═════ Given information ═════

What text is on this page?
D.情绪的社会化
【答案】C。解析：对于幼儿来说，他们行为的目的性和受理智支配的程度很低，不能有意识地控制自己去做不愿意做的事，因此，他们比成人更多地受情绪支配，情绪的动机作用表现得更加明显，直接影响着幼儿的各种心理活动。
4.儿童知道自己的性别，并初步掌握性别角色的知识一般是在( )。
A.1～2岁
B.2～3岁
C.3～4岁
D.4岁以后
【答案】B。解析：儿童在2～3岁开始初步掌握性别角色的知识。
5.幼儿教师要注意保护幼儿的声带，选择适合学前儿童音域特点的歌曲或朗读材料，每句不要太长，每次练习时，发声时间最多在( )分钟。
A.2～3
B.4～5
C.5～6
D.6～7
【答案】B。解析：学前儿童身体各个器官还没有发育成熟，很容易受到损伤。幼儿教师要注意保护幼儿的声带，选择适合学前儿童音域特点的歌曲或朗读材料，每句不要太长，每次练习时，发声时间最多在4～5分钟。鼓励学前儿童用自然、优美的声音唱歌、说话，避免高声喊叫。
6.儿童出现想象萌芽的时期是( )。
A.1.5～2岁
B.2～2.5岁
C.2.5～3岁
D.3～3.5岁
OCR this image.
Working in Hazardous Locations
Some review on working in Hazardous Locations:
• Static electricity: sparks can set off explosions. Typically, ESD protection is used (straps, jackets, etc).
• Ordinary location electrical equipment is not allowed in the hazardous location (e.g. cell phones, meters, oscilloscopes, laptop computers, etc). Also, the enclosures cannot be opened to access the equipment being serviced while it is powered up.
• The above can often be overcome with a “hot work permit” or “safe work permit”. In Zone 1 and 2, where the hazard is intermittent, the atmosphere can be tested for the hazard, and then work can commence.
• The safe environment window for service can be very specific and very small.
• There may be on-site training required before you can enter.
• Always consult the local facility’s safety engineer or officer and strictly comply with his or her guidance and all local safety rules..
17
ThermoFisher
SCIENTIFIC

═════

Given problem:
Output the line that contains "OCR this image.", followed by every later line in the listing, with no line omitted and none added.

Response to the task:
OCR this image.
Working in Hazardous Locations
Some review on working in Hazardous Locations:
• Static electricity: sparks can set off explosions. Typically, ESD protection is used (straps, jackets, etc).
• Ordinary location electrical equipment is not allowed in the hazardous location (e.g. cell phones, meters, oscilloscopes, laptop computers, etc). Also, the enclosures cannot be opened to access the equipment being serviced while it is powered up.
• The above can often be overcome with a “hot work permit” or “safe work permit”. In Zone 1 and 2, where the hazard is intermittent, the atmosphere can be tested for the hazard, and then work can commence.
• The safe environment window for service can be very specific and very small.
• There may be on-site training required before you can enter.
• Always consult the local facility’s safety engineer or officer and strictly comply with his or her guidance and all local safety rules..
17
ThermoFisher
SCIENTIFIC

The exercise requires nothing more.